**** Dataset rows
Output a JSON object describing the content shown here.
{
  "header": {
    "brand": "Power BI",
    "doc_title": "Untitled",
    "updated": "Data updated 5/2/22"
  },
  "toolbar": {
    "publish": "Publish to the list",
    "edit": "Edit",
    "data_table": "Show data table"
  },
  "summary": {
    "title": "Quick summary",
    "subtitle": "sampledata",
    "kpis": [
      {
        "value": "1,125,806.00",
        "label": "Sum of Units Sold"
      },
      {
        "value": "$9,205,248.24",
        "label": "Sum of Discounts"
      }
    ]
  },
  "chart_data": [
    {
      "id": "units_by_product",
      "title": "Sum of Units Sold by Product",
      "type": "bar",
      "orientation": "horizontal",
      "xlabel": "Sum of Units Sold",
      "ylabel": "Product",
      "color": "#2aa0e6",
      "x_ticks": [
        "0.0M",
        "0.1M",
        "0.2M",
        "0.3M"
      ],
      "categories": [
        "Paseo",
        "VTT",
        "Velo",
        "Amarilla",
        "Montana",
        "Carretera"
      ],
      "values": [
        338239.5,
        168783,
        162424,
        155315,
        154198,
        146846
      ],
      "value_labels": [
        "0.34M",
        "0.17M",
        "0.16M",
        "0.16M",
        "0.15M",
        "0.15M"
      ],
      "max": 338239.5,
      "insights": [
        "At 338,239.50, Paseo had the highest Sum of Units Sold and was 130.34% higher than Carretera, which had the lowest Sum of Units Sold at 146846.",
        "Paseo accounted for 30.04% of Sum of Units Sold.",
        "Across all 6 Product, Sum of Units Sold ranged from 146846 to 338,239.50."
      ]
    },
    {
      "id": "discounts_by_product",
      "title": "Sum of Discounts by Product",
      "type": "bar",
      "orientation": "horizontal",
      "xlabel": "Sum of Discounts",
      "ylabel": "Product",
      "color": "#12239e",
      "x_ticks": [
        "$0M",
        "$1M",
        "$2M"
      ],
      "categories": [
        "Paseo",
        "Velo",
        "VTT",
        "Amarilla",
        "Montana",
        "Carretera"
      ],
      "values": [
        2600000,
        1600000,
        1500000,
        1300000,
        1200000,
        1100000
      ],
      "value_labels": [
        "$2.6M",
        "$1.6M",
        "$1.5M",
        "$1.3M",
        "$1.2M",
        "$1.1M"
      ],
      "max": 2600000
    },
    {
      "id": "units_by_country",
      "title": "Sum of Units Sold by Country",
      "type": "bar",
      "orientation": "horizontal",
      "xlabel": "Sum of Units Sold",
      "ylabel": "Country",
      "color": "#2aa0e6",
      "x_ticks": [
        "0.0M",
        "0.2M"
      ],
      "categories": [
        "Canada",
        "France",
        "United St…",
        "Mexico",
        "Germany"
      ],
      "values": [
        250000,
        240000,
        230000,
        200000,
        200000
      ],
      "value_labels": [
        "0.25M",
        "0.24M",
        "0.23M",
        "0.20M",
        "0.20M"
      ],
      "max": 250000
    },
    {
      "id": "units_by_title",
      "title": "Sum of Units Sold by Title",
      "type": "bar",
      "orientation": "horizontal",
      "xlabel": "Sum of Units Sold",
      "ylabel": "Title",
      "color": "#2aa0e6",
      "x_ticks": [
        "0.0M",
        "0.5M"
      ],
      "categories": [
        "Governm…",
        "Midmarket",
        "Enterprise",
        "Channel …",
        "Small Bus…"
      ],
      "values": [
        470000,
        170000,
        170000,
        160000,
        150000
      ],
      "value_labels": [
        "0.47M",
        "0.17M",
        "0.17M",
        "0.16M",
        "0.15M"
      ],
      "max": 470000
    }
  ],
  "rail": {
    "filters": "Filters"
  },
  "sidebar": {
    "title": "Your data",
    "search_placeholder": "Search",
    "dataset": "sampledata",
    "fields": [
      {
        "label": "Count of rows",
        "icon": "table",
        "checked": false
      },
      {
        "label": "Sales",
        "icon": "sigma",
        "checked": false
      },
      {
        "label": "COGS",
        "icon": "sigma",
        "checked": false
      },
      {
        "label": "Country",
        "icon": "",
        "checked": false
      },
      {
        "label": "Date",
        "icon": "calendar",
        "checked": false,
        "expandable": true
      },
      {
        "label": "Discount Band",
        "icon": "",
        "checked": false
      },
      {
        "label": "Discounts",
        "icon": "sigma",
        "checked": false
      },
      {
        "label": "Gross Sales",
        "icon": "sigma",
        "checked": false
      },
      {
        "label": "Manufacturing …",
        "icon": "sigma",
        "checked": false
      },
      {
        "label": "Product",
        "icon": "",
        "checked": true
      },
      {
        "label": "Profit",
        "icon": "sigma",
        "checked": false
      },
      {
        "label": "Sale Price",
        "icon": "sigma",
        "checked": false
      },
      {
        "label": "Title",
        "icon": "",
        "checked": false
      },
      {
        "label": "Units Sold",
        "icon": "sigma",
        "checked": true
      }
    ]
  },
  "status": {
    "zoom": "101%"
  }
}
********
Look through the data above. Each line containing the word "table" needs to be copied.

--- Output for this task ---
    "data_table": "Show data table"
        "icon": "table",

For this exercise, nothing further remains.